▶ **Stated goal**: Leave out any picture and return the remaining listing below exactly as given.
--- BEGIN Dataset rows ---
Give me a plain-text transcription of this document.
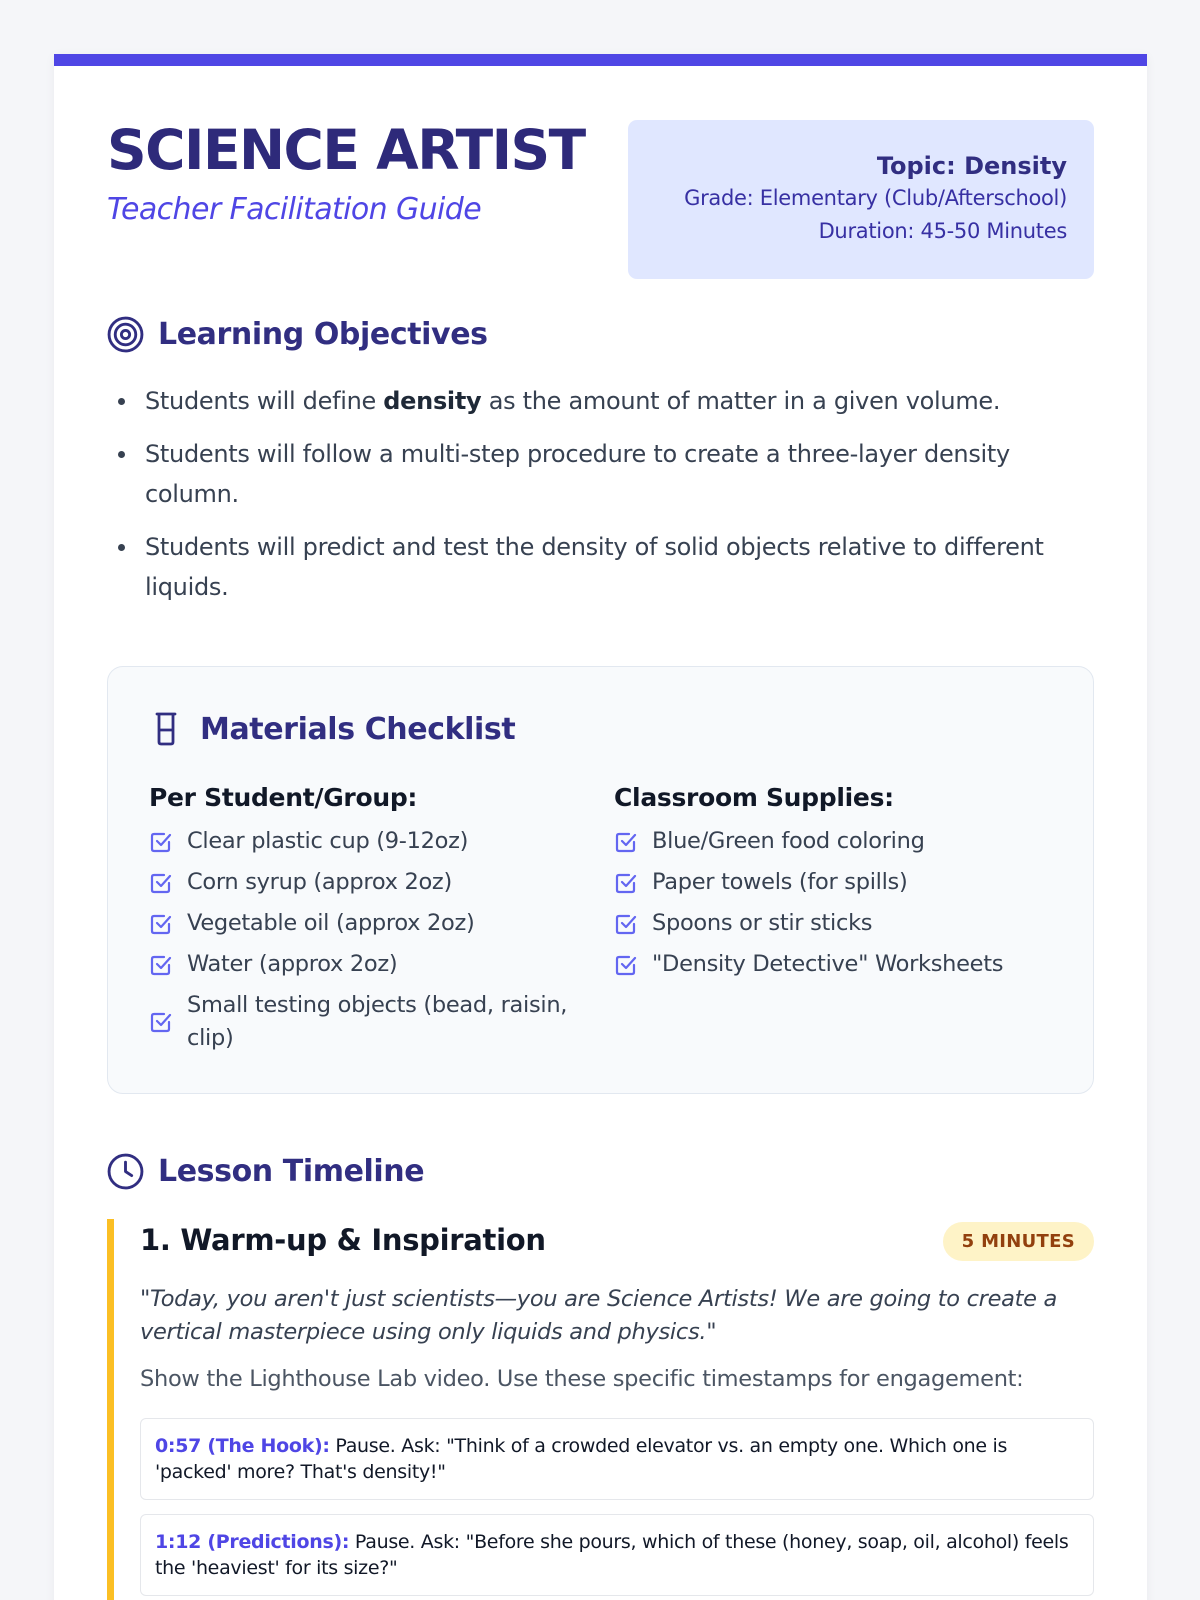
SCIENCE ARTIST
Teacher Facilitation Guide
Topic: Density
Grade: Elementary (Club/Afterschool)
Duration: 45-50 Minutes
Learning Objectives
Students will define density as the amount of matter in a given volume.
Students will follow a multi-step procedure to create a three-layer density column.
Students will predict and test the density of solid objects relative to different liquids.
Materials Checklist
Per Student/Group:
Clear plastic cup (9-12oz)
Corn syrup (approx 2oz)
Vegetable oil (approx 2oz)
Water (approx 2oz)
Small testing objects (bead, raisin, clip)
Classroom Supplies:
Blue/Green food coloring
Paper towels (for spills)
Spoons or stir sticks
"Density Detective" Worksheets
Lesson Timeline
1. Warm-up & Inspiration	5 MINUTES
"Today, you aren't just scientists—you are Science Artists! We are going to create a vertical masterpiece using only liquids and physics."
Show the Lighthouse Lab video. Use these specific timestamps for engagement:
0:57 (The Hook): Pause. Ask: "Think of a crowded elevator vs. an empty one. Which one is 'packed' more? That's density!"
1:12 (Predictions): Pause. Ask: "Before she pours, which of these (honey, soap, oil, alcohol) feels the 'heaviest' for its size?"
--- END Dataset rows ---
▶ **Solution for this exercise**:
Give me a plain-text transcription of this document.
SCIENCE ARTIST
Teacher Facilitation Guide
Topic: Density
Grade: Elementary (Club/Afterschool)
Duration: 45-50 Minutes
Learning Objectives
Students will define density as the amount of matter in a given volume.
Students will follow a multi-step procedure to create a three-layer density column.
Students will predict and test the density of solid objects relative to different liquids.
Materials Checklist
Per Student/Group:
Clear plastic cup (9-12oz)
Corn syrup (approx 2oz)
Vegetable oil (approx 2oz)
Water (approx 2oz)
Small testing objects (bead, raisin, clip)
Classroom Supplies:
Blue/Green food coloring
Paper towels (for spills)
Spoons or stir sticks
"Density Detective" Worksheets
Lesson Timeline
1. Warm-up & Inspiration	5 MINUTES
"Today, you aren't just scientists—you are Science Artists! We are going to create a vertical masterpiece using only liquids and physics."
Show the Lighthouse Lab video. Use these specific timestamps for engagement:
0:57 (The Hook): Pause. Ask: "Think of a crowded elevator vs. an empty one. Which one is 'packed' more? That's density!"
1:12 (Predictions): Pause. Ask: "Before she pours, which of these (honey, soap, oil, alcohol) feels the 'heaviest' for its size?"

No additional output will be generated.